### Problem statement
Find every line with "TODAY" in it, then report how many there are and nothing more.

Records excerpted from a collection

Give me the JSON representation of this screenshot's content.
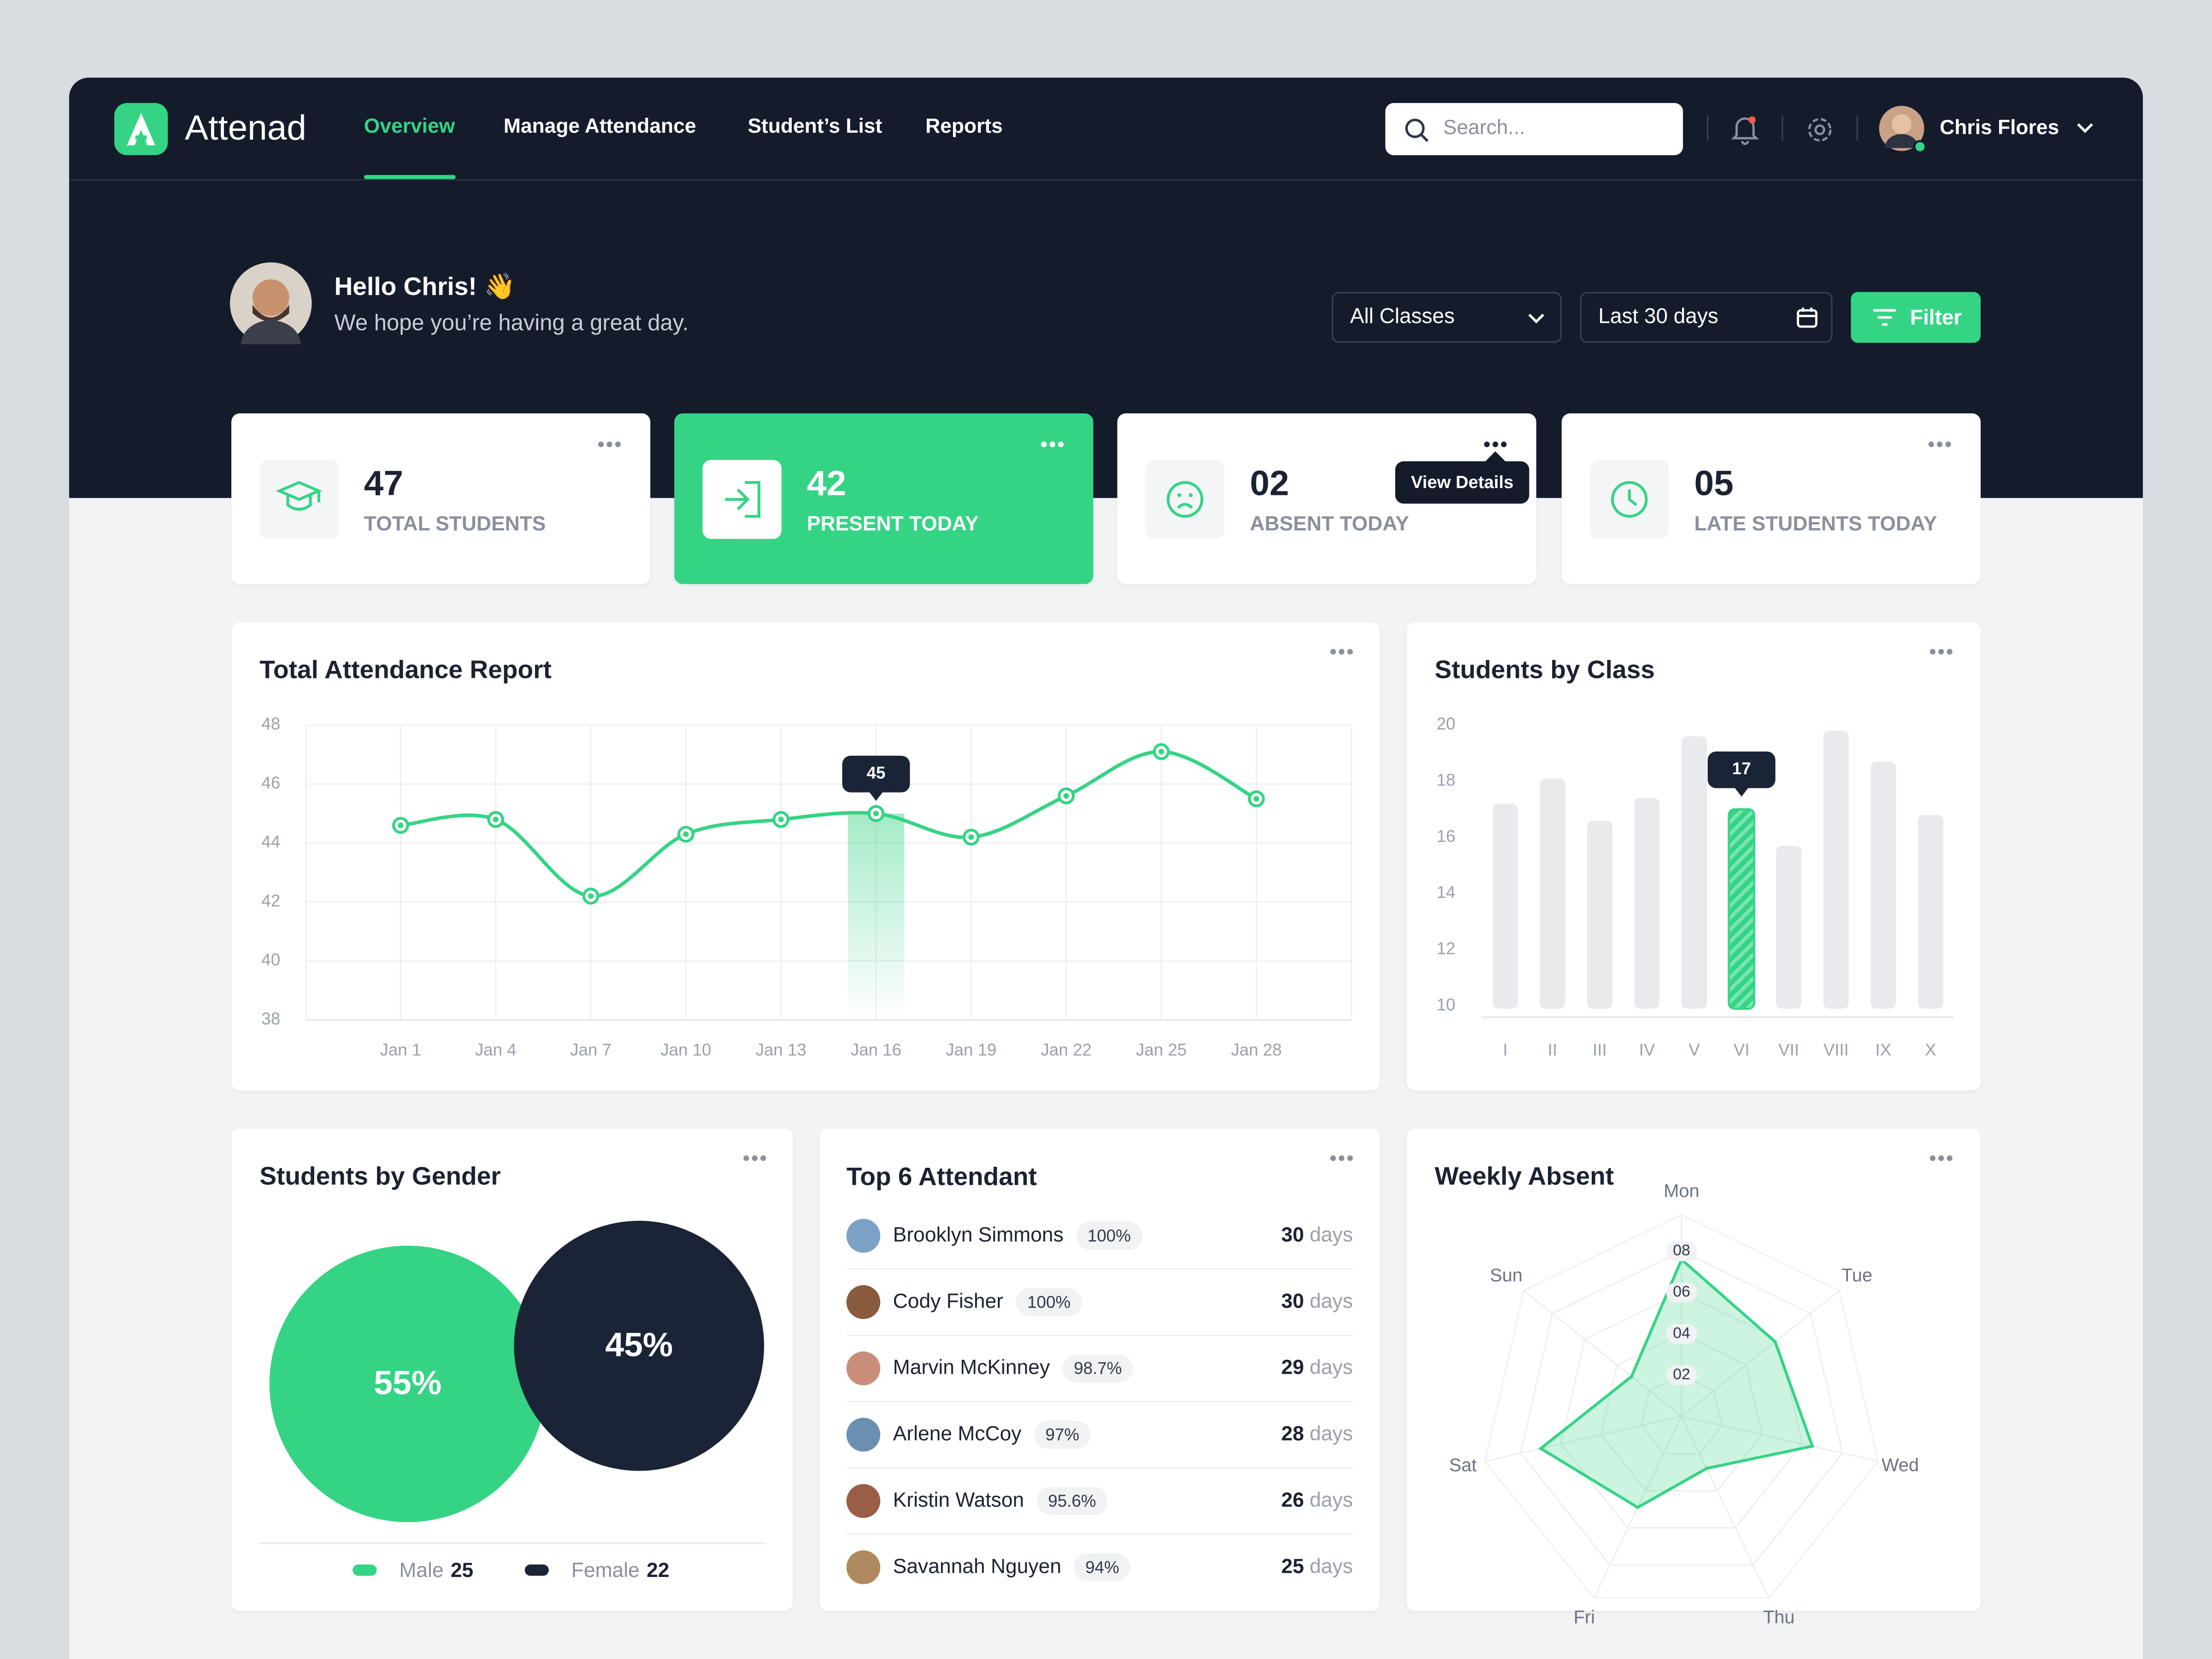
{
  "nav": {
    "brand": "Attenad",
    "links": [
      "Overview",
      "Manage Attendance",
      "Student’s List",
      "Reports"
    ],
    "active": 0,
    "search_placeholder": "Search...",
    "user": "Chris Flores"
  },
  "greeting": {
    "title": "Hello Chris! 👋",
    "subtitle": "We hope you’re having a great day."
  },
  "filters": {
    "class": "All Classes",
    "period": "Last 30 days",
    "button": "Filter"
  },
  "stats": [
    {
      "value": "47",
      "label": "TOTAL STUDENTS"
    },
    {
      "value": "42",
      "label": "PRESENT TODAY"
    },
    {
      "value": "02",
      "label": "ABSENT TODAY"
    },
    {
      "value": "05",
      "label": "LATE STUDENTS TODAY"
    }
  ],
  "stats_active": 1,
  "stats_tooltip": "View Details",
  "attendance": {
    "type": "line",
    "title": "Total Attendance Report",
    "categories": [
      "Jan 1",
      "Jan 4",
      "Jan 7",
      "Jan 10",
      "Jan 13",
      "Jan 16",
      "Jan 19",
      "Jan 22",
      "Jan 25",
      "Jan 28"
    ],
    "values": [
      44.6,
      44.8,
      42.2,
      44.3,
      44.8,
      45,
      44.2,
      45.6,
      47.1,
      45.5
    ],
    "highlight": 5,
    "color": "#34d484",
    "ylim": [
      38,
      48
    ],
    "yticks": [
      38,
      40,
      42,
      44,
      46,
      48
    ],
    "grid": true
  },
  "classes": {
    "type": "bar",
    "title": "Students by Class",
    "categories": [
      "I",
      "II",
      "III",
      "IV",
      "V",
      "VI",
      "VII",
      "VIII",
      "IX",
      "X"
    ],
    "values": [
      17.2,
      18.1,
      16.6,
      17.4,
      19.6,
      17,
      15.7,
      19.8,
      18.7,
      16.8
    ],
    "highlight": 5,
    "color": "#e9eaee",
    "highlight_color": "#34d484",
    "ylim": [
      10,
      20
    ],
    "yticks": [
      10,
      12,
      14,
      16,
      18,
      20
    ]
  },
  "gender": {
    "type": "bubble",
    "title": "Students by Gender",
    "categories": [
      "Male",
      "Female"
    ],
    "values": [
      55,
      45
    ],
    "value_labels": [
      "55%",
      "45%"
    ],
    "counts": [
      25,
      22
    ],
    "colors": [
      "#34d484",
      "#1b2436"
    ]
  },
  "top_attendants": {
    "title": "Top 6 Attendant",
    "days_unit": "days",
    "rows": [
      {
        "name": "Brooklyn Simmons",
        "percent": "100%",
        "days": 30
      },
      {
        "name": "Cody Fisher",
        "percent": "100%",
        "days": 30
      },
      {
        "name": "Marvin McKinney",
        "percent": "98.7%",
        "days": 29
      },
      {
        "name": "Arlene McCoy",
        "percent": "97%",
        "days": 28
      },
      {
        "name": "Kristin Watson",
        "percent": "95.6%",
        "days": 26
      },
      {
        "name": "Savannah Nguyen",
        "percent": "94%",
        "days": 25
      }
    ]
  },
  "weekly_absent": {
    "type": "radar",
    "title": "Weekly Absent",
    "categories": [
      "Mon",
      "Tue",
      "Wed",
      "Thu",
      "Fri",
      "Sat",
      "Sun"
    ],
    "values": [
      7.6,
      5.8,
      6.5,
      2.8,
      4.9,
      7,
      3.1
    ],
    "color": "#34d484",
    "rlim": [
      0,
      8
    ],
    "rticks": [
      {
        "value": 2,
        "label": "02"
      },
      {
        "value": 4,
        "label": "04"
      },
      {
        "value": 6,
        "label": "06"
      },
      {
        "value": 8,
        "label": "08"
      }
    ]
  }
}
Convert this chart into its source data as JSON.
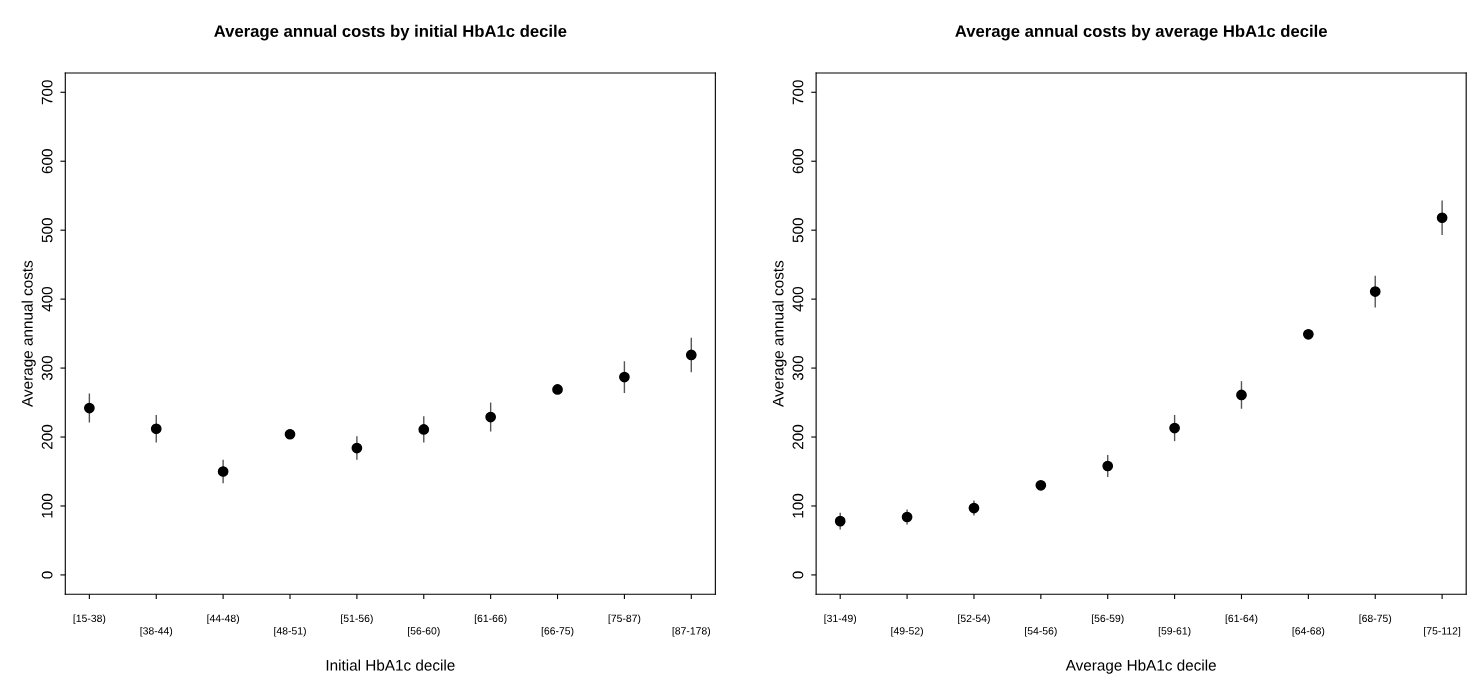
{
  "chart_data": [
    {
      "type": "scatter",
      "title": "Average annual costs by initial HbA1c decile",
      "xlabel": "Initial HbA1c decile",
      "ylabel": "Average annual costs",
      "categories": [
        "[15-38)",
        "[38-44)",
        "[44-48)",
        "[48-51)",
        "[51-56)",
        "[56-60)",
        "[61-66)",
        "[66-75)",
        "[75-87)",
        "[87-178)"
      ],
      "series": [
        {
          "color": "#000000",
          "values": [
            242,
            212,
            150,
            204,
            184,
            211,
            229,
            269,
            287,
            319
          ],
          "errors": [
            21,
            20,
            17,
            null,
            17,
            19,
            21,
            null,
            23,
            25
          ]
        }
      ],
      "ylim": [
        -28,
        728
      ],
      "yticks": [
        0,
        100,
        200,
        300,
        400,
        500,
        600,
        700
      ],
      "marker": "circle",
      "grid": false,
      "legend": false
    },
    {
      "type": "scatter",
      "title": "Average annual costs by average HbA1c decile",
      "xlabel": "Average HbA1c decile",
      "ylabel": "Average annual costs",
      "categories": [
        "[31-49)",
        "[49-52)",
        "[52-54)",
        "[54-56)",
        "[56-59)",
        "[59-61)",
        "[61-64)",
        "[64-68)",
        "[68-75)",
        "[75-112]"
      ],
      "series": [
        {
          "color": "#000000",
          "values": [
            78,
            84,
            97,
            130,
            158,
            213,
            261,
            349,
            411,
            518
          ],
          "errors": [
            12,
            11,
            11,
            null,
            16,
            19,
            20,
            null,
            23,
            25
          ]
        }
      ],
      "ylim": [
        -28,
        728
      ],
      "yticks": [
        0,
        100,
        200,
        300,
        400,
        500,
        600,
        700
      ],
      "marker": "circle",
      "grid": false,
      "legend": false
    }
  ]
}
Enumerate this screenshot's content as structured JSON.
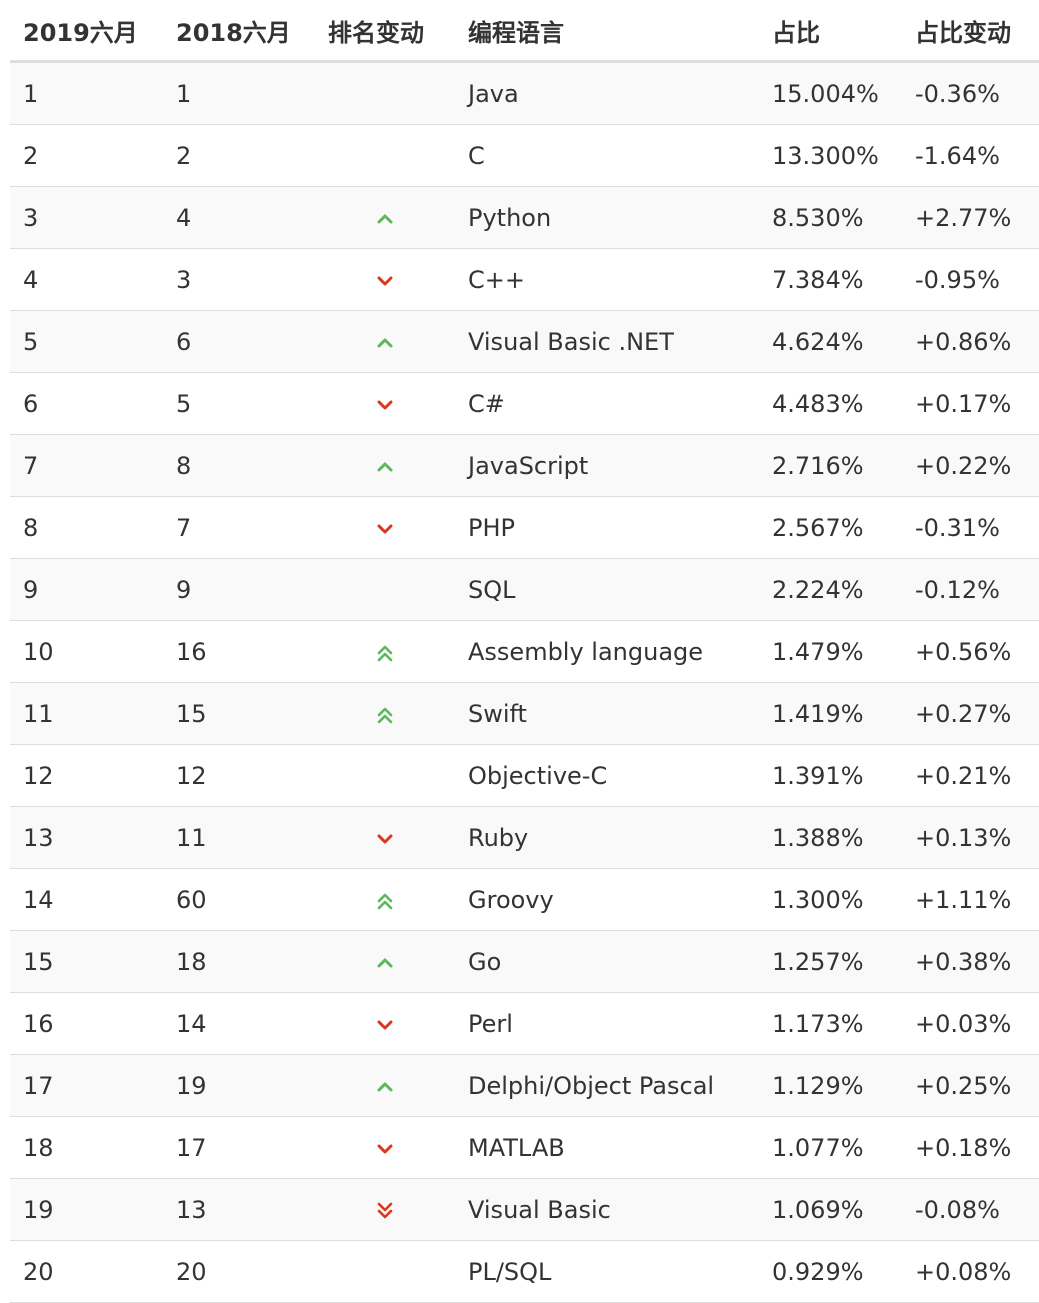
{
  "table": {
    "headers": {
      "rank_2019": "2019六月",
      "rank_2018": "2018六月",
      "change": "排名变动",
      "language": "编程语言",
      "share": "占比",
      "share_change": "占比变动"
    },
    "colors": {
      "up": "#5cb85c",
      "down": "#d9381e",
      "header_border": "#dddddd",
      "stripe": "#f9f9f9"
    },
    "rows": [
      {
        "rank_2019": "1",
        "rank_2018": "1",
        "change_icon": "none",
        "language": "Java",
        "share": "15.004%",
        "share_change": "-0.36%"
      },
      {
        "rank_2019": "2",
        "rank_2018": "2",
        "change_icon": "none",
        "language": "C",
        "share": "13.300%",
        "share_change": "-1.64%"
      },
      {
        "rank_2019": "3",
        "rank_2018": "4",
        "change_icon": "up",
        "language": "Python",
        "share": "8.530%",
        "share_change": "+2.77%"
      },
      {
        "rank_2019": "4",
        "rank_2018": "3",
        "change_icon": "down",
        "language": "C++",
        "share": "7.384%",
        "share_change": "-0.95%"
      },
      {
        "rank_2019": "5",
        "rank_2018": "6",
        "change_icon": "up",
        "language": "Visual Basic .NET",
        "share": "4.624%",
        "share_change": "+0.86%"
      },
      {
        "rank_2019": "6",
        "rank_2018": "5",
        "change_icon": "down",
        "language": "C#",
        "share": "4.483%",
        "share_change": "+0.17%"
      },
      {
        "rank_2019": "7",
        "rank_2018": "8",
        "change_icon": "up",
        "language": "JavaScript",
        "share": "2.716%",
        "share_change": "+0.22%"
      },
      {
        "rank_2019": "8",
        "rank_2018": "7",
        "change_icon": "down",
        "language": "PHP",
        "share": "2.567%",
        "share_change": "-0.31%"
      },
      {
        "rank_2019": "9",
        "rank_2018": "9",
        "change_icon": "none",
        "language": "SQL",
        "share": "2.224%",
        "share_change": "-0.12%"
      },
      {
        "rank_2019": "10",
        "rank_2018": "16",
        "change_icon": "double-up",
        "language": "Assembly language",
        "share": "1.479%",
        "share_change": "+0.56%"
      },
      {
        "rank_2019": "11",
        "rank_2018": "15",
        "change_icon": "double-up",
        "language": "Swift",
        "share": "1.419%",
        "share_change": "+0.27%"
      },
      {
        "rank_2019": "12",
        "rank_2018": "12",
        "change_icon": "none",
        "language": "Objective-C",
        "share": "1.391%",
        "share_change": "+0.21%"
      },
      {
        "rank_2019": "13",
        "rank_2018": "11",
        "change_icon": "down",
        "language": "Ruby",
        "share": "1.388%",
        "share_change": "+0.13%"
      },
      {
        "rank_2019": "14",
        "rank_2018": "60",
        "change_icon": "double-up",
        "language": "Groovy",
        "share": "1.300%",
        "share_change": "+1.11%"
      },
      {
        "rank_2019": "15",
        "rank_2018": "18",
        "change_icon": "up",
        "language": "Go",
        "share": "1.257%",
        "share_change": "+0.38%"
      },
      {
        "rank_2019": "16",
        "rank_2018": "14",
        "change_icon": "down",
        "language": "Perl",
        "share": "1.173%",
        "share_change": "+0.03%"
      },
      {
        "rank_2019": "17",
        "rank_2018": "19",
        "change_icon": "up",
        "language": "Delphi/Object Pascal",
        "share": "1.129%",
        "share_change": "+0.25%"
      },
      {
        "rank_2019": "18",
        "rank_2018": "17",
        "change_icon": "down",
        "language": "MATLAB",
        "share": "1.077%",
        "share_change": "+0.18%"
      },
      {
        "rank_2019": "19",
        "rank_2018": "13",
        "change_icon": "double-down",
        "language": "Visual Basic",
        "share": "1.069%",
        "share_change": "-0.08%"
      },
      {
        "rank_2019": "20",
        "rank_2018": "20",
        "change_icon": "none",
        "language": "PL/SQL",
        "share": "0.929%",
        "share_change": "+0.08%"
      }
    ]
  }
}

### Response
3